Work required: Output the material below in its entirety, exactly as given.

Data lines:
-- begin --
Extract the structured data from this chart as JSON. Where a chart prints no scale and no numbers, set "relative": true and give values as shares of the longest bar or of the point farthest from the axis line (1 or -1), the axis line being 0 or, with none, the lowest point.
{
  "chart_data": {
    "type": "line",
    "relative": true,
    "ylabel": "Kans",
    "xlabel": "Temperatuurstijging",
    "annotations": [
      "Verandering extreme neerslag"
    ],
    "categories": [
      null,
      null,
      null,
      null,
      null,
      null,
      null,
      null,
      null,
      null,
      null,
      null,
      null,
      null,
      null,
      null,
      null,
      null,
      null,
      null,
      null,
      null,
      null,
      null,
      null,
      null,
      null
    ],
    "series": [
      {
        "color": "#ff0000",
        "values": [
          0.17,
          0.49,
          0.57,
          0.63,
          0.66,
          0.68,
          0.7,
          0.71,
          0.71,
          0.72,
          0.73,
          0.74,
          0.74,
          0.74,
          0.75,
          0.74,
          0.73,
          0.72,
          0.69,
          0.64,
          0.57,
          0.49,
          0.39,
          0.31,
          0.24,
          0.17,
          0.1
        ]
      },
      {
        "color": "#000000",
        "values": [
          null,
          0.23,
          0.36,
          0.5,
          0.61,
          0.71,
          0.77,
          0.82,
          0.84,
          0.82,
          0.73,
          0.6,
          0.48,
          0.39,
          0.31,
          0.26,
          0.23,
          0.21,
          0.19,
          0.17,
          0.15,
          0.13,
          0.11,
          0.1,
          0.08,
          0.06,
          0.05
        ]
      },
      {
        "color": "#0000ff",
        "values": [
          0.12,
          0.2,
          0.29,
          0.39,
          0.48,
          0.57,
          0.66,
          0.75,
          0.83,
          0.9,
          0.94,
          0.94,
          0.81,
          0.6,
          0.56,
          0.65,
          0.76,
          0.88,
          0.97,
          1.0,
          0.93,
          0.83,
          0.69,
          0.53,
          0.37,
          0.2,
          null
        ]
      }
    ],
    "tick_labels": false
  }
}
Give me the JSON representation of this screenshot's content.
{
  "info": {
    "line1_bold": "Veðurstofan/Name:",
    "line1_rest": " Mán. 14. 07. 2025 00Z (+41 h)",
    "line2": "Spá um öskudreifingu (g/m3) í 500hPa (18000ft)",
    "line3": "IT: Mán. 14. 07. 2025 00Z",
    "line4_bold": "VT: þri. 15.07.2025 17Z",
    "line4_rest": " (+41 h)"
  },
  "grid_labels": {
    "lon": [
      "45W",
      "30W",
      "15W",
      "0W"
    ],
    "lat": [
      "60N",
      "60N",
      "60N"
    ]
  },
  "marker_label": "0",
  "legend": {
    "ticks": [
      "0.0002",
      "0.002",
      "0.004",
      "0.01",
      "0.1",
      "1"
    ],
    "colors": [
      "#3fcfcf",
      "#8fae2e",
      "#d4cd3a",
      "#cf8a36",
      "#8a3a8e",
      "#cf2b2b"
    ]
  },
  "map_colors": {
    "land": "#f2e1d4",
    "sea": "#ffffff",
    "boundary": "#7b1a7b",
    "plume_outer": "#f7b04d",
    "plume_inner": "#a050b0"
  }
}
-- end --
Exercise answer:
Extract the structured data from this chart as JSON. Where a chart prints no scale and no numbers, set "relative": true and give values as shares of the longest bar or of the point farthest from the axis line (1 or -1), the axis line being 0 or, with none, the lowest point.
{
  "chart_data": {
    "type": "line",
    "relative": true,
    "ylabel": "Kans",
    "xlabel": "Temperatuurstijging",
    "annotations": [
      "Verandering extreme neerslag"
    ],
    "categories": [
      null,
      null,
      null,
      null,
      null,
      null,
      null,
      null,
      null,
      null,
      null,
      null,
      null,
      null,
      null,
      null,
      null,
      null,
      null,
      null,
      null,
      null,
      null,
      null,
      null,
      null,
      null
    ],
    "series": [
      {
        "color": "#ff0000",
        "values": [
          0.17,
          0.49,
          0.57,
          0.63,
          0.66,
          0.68,
          0.7,
          0.71,
          0.71,
          0.72,
          0.73,
          0.74,
          0.74,
          0.74,
          0.75,
          0.74,
          0.73,
          0.72,
          0.69,
          0.64,
          0.57,
          0.49,
          0.39,
          0.31,
          0.24,
          0.17,
          0.1
        ]
      },
      {
        "color": "#000000",
        "values": [
          null,
          0.23,
          0.36,
          0.5,
          0.61,
          0.71,
          0.77,
          0.82,
          0.84,
          0.82,
          0.73,
          0.6,
          0.48,
          0.39,
          0.31,
          0.26,
          0.23,
          0.21,
          0.19,
          0.17,
          0.15,
          0.13,
          0.11,
          0.1,
          0.08,
          0.06,
          0.05
        ]
      },
      {
        "color": "#0000ff",
        "values": [
          0.12,
          0.2,
          0.29,
          0.39,
          0.48,
          0.57,
          0.66,
          0.75,
          0.83,
          0.9,
          0.94,
          0.94,
          0.81,
          0.6,
          0.56,
          0.65,
          0.76,
          0.88,
          0.97,
          1.0,
          0.93,
          0.83,
          0.69,
          0.53,
          0.37,
          0.2,
          null
        ]
      }
    ],
    "tick_labels": false
  }
}
Give me the JSON representation of this screenshot's content.
{
  "info": {
    "line1_bold": "Veðurstofan/Name:",
    "line1_rest": " Mán. 14. 07. 2025 00Z (+41 h)",
    "line2": "Spá um öskudreifingu (g/m3) í 500hPa (18000ft)",
    "line3": "IT: Mán. 14. 07. 2025 00Z",
    "line4_bold": "VT: þri. 15.07.2025 17Z",
    "line4_rest": " (+41 h)"
  },
  "grid_labels": {
    "lon": [
      "45W",
      "30W",
      "15W",
      "0W"
    ],
    "lat": [
      "60N",
      "60N",
      "60N"
    ]
  },
  "marker_label": "0",
  "legend": {
    "ticks": [
      "0.0002",
      "0.002",
      "0.004",
      "0.01",
      "0.1",
      "1"
    ],
    "colors": [
      "#3fcfcf",
      "#8fae2e",
      "#d4cd3a",
      "#cf8a36",
      "#8a3a8e",
      "#cf2b2b"
    ]
  },
  "map_colors": {
    "land": "#f2e1d4",
    "sea": "#ffffff",
    "boundary": "#7b1a7b",
    "plume_outer": "#f7b04d",
    "plume_inner": "#a050b0"
  }
}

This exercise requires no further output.